*DESCRIPTION OF THE TASK*. Lines containing the string "implementadas" are to be counted; report the total by itself.
## Start
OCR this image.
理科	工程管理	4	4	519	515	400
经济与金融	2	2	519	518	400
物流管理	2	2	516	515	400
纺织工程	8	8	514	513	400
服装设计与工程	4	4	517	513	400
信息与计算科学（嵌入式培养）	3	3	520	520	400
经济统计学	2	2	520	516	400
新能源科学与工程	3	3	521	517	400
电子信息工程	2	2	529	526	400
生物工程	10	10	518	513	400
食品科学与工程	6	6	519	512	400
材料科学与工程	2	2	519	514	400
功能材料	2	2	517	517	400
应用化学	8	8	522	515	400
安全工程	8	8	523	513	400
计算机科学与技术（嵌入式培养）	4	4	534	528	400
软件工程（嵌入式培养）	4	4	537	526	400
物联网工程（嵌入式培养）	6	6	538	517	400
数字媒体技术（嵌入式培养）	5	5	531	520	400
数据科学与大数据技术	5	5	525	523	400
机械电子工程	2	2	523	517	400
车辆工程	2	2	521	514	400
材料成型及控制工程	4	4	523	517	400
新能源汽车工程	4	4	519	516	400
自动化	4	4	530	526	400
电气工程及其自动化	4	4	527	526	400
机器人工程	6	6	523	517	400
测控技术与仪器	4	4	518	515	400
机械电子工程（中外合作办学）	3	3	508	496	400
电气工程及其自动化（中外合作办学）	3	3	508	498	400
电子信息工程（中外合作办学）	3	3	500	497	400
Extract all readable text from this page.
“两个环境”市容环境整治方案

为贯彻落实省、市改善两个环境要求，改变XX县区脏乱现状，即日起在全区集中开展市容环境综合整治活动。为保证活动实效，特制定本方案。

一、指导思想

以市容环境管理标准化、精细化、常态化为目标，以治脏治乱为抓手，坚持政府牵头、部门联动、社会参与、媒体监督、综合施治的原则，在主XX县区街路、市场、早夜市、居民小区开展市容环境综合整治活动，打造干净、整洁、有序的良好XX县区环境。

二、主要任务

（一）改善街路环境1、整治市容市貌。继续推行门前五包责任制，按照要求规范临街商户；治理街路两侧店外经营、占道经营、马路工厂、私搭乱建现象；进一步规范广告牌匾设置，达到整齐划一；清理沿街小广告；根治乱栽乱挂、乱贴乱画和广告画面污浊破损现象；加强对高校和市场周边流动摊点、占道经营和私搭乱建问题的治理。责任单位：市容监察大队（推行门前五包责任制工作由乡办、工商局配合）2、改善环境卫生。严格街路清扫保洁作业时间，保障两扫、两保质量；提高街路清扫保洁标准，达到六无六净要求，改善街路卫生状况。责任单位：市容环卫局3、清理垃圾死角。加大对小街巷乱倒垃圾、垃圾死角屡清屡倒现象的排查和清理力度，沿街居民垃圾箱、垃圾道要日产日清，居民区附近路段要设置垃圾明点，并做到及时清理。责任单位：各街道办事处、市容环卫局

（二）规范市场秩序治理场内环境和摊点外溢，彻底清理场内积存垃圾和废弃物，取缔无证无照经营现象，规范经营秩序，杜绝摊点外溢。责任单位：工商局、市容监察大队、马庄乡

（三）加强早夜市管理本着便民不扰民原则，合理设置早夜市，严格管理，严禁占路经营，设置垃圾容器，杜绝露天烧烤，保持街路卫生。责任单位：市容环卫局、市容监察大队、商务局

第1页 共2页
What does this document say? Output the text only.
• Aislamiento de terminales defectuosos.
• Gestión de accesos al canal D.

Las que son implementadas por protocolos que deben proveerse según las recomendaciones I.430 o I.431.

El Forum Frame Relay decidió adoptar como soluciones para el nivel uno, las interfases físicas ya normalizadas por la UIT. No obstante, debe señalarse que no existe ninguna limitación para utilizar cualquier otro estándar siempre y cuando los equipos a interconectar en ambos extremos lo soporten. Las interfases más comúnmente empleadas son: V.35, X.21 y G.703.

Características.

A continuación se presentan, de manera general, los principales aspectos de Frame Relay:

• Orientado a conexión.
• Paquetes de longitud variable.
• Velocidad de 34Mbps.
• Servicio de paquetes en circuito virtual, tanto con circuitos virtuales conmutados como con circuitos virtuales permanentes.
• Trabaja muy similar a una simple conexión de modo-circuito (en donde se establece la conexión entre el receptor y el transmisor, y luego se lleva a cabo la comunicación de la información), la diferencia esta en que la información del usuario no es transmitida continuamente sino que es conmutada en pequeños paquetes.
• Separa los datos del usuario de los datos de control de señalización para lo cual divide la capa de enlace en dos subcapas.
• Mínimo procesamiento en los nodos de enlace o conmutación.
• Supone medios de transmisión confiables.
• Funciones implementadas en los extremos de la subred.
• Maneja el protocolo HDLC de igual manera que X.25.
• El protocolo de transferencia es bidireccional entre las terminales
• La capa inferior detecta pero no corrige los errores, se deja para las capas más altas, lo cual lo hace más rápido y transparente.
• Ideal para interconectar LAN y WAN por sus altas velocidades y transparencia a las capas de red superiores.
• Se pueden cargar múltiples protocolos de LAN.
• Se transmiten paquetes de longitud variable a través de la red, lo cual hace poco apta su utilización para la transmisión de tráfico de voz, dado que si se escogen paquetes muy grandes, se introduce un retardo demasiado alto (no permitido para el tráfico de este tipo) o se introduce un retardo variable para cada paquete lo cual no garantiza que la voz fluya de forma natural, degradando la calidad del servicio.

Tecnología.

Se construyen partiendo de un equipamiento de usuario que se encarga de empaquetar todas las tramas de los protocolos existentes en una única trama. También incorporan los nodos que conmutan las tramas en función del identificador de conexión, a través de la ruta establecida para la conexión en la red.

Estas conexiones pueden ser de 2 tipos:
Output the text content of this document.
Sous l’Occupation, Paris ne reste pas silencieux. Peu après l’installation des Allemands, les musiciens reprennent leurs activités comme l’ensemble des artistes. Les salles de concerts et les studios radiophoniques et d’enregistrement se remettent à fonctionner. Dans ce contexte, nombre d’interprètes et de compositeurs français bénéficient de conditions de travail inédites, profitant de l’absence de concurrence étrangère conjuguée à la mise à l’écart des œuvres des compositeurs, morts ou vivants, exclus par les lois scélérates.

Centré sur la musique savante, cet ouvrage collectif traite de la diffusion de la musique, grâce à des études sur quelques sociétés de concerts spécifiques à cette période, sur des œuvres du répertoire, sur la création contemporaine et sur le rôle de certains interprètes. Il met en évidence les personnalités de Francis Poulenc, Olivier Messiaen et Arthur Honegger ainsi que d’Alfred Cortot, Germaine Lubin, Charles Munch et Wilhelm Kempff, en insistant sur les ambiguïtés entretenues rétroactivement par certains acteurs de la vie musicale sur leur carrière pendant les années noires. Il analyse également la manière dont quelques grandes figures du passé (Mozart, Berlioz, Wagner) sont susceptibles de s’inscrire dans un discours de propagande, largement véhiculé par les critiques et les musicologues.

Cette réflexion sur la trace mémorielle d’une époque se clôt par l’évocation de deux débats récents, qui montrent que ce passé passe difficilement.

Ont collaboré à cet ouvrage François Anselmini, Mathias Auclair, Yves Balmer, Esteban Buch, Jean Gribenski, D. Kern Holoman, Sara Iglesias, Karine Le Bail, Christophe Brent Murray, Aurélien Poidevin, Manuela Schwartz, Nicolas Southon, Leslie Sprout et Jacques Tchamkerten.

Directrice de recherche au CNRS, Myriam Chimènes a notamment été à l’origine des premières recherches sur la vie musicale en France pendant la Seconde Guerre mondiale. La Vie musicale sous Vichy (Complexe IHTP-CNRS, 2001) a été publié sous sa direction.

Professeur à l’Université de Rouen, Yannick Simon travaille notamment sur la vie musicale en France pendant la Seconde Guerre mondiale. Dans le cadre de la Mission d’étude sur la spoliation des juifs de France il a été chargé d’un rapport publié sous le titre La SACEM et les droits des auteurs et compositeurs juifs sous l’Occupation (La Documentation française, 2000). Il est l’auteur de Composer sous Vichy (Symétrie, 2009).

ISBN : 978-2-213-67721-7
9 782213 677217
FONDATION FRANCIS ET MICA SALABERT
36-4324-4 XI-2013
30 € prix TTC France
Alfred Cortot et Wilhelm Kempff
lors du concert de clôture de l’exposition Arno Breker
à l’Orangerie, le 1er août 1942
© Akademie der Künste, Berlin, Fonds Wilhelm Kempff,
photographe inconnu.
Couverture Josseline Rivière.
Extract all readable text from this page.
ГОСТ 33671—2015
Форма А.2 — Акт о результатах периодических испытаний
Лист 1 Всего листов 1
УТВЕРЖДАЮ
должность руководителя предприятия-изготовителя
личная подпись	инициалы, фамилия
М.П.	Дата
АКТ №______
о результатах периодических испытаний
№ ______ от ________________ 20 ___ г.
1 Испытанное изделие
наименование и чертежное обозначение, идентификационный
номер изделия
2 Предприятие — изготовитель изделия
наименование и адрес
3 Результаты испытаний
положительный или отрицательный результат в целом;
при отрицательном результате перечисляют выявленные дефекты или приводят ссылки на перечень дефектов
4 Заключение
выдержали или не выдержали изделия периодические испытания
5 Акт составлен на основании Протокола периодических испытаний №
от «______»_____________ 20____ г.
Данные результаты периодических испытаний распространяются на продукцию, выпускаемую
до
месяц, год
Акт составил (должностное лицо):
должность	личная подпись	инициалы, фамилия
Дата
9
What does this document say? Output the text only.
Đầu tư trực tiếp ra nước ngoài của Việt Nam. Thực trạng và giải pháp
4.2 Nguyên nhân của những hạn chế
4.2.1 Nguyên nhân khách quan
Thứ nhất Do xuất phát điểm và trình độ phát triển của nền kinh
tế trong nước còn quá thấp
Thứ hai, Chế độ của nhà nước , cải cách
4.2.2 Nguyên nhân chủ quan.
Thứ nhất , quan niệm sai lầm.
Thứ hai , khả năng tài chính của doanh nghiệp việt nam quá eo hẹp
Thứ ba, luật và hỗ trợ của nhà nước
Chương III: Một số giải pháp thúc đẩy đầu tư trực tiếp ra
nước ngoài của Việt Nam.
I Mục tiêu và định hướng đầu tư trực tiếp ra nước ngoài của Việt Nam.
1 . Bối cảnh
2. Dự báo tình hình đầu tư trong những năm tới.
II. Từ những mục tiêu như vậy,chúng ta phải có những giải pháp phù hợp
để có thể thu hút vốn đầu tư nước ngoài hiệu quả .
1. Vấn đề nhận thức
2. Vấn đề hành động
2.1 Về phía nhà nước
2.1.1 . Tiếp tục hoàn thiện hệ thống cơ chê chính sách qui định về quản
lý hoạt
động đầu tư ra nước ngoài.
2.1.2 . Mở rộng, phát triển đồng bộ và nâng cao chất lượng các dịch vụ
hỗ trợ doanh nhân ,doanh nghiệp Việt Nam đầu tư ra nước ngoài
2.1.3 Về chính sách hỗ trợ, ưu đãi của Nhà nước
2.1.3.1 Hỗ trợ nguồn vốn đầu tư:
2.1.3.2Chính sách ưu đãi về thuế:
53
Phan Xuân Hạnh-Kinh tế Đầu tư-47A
## End
*OUTPUT OF THE TASK*. 2